- _Exercise instructions_:
Transcribe the entries that follow, word for word.

----

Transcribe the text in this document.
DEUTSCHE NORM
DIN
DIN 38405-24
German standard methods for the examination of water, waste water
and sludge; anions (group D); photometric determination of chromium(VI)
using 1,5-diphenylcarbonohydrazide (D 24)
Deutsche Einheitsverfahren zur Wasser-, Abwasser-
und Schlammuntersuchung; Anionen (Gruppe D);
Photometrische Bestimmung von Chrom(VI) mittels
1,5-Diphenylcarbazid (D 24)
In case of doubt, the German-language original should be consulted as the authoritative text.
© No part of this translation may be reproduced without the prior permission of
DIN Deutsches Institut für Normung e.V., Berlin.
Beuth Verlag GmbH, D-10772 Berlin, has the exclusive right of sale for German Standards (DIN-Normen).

----

- _Problem solution_:
Transcribe the text in this document.
DEUTSCHE NORM
DIN
DIN 38405-24
German standard methods for the examination of water, waste water
and sludge; anions (group D); photometric determination of chromium(VI)
using 1,5-diphenylcarbonohydrazide (D 24)
Deutsche Einheitsverfahren zur Wasser-, Abwasser-
und Schlammuntersuchung; Anionen (Gruppe D);
Photometrische Bestimmung von Chrom(VI) mittels
1,5-Diphenylcarbazid (D 24)
In case of doubt, the German-language original should be consulted as the authoritative text.
© No part of this translation may be reproduced without the prior permission of
DIN Deutsches Institut für Normung e.V., Berlin.
Beuth Verlag GmbH, D-10772 Berlin, has the exclusive right of sale for German Standards (DIN-Normen).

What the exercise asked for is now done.